• Exercise objective: Wherever the string "South" turns up in the data, copy the whole line.

==============================

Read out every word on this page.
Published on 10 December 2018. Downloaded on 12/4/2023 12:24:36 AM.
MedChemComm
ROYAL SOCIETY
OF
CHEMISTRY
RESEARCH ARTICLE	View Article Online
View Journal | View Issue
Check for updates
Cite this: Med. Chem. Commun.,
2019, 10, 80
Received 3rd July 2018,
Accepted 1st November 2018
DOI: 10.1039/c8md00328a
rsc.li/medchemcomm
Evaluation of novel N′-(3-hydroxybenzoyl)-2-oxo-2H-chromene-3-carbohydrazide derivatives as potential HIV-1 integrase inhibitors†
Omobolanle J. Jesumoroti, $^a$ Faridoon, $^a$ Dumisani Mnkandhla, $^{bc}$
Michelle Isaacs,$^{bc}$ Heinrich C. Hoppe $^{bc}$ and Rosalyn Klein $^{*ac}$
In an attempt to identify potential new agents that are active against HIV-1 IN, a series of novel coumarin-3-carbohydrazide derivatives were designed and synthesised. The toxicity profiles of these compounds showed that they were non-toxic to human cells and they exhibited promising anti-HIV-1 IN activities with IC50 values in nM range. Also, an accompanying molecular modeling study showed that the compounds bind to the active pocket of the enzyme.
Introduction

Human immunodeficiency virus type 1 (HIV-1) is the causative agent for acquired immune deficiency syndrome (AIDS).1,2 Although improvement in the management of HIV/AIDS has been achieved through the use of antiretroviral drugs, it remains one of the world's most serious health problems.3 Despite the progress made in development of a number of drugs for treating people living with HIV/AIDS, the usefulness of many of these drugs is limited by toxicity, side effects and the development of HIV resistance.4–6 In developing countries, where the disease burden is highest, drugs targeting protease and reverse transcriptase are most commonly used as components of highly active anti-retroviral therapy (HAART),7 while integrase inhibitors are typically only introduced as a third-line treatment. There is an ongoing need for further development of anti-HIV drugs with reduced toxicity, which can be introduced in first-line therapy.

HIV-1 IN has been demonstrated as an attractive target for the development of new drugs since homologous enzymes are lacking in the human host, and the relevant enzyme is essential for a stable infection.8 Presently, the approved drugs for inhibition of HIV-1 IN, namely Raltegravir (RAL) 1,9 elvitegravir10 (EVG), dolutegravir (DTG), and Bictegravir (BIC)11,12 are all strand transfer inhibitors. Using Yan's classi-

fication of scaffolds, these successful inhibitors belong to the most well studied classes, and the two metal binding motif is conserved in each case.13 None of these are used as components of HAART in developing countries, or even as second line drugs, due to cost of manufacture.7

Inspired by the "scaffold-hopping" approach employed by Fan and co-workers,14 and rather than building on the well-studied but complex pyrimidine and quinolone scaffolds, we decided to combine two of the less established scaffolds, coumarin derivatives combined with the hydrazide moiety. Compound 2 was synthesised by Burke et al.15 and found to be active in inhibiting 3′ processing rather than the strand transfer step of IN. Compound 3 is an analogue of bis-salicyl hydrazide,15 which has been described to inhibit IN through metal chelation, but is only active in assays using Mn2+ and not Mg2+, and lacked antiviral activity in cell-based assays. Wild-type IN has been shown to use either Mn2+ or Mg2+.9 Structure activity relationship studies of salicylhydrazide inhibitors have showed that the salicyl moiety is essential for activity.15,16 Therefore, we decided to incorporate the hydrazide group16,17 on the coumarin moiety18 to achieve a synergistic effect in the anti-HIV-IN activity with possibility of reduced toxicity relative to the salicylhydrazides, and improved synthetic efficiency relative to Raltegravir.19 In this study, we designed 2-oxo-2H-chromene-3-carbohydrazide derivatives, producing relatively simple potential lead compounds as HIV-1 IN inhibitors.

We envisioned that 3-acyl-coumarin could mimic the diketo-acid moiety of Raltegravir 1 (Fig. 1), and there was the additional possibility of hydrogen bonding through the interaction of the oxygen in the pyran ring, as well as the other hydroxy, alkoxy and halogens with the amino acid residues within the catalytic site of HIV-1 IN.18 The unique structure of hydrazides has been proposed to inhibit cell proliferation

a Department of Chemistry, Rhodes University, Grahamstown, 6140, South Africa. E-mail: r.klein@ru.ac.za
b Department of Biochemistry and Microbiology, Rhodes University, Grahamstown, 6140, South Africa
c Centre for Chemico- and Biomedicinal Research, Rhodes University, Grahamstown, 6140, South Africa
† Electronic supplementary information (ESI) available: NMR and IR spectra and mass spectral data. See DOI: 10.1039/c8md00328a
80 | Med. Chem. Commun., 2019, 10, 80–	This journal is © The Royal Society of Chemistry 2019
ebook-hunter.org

==============================

• Solution to this task:
a Department of Chemistry, Rhodes University, Grahamstown, 6140, South Africa. E-mail: r.klein@ru.ac.za
b Department of Biochemistry and Microbiology, Rhodes University, Grahamstown, 6140, South Africa
c Centre for Chemico- and Biomedicinal Research, Rhodes University, Grahamstown, 6140, South Africa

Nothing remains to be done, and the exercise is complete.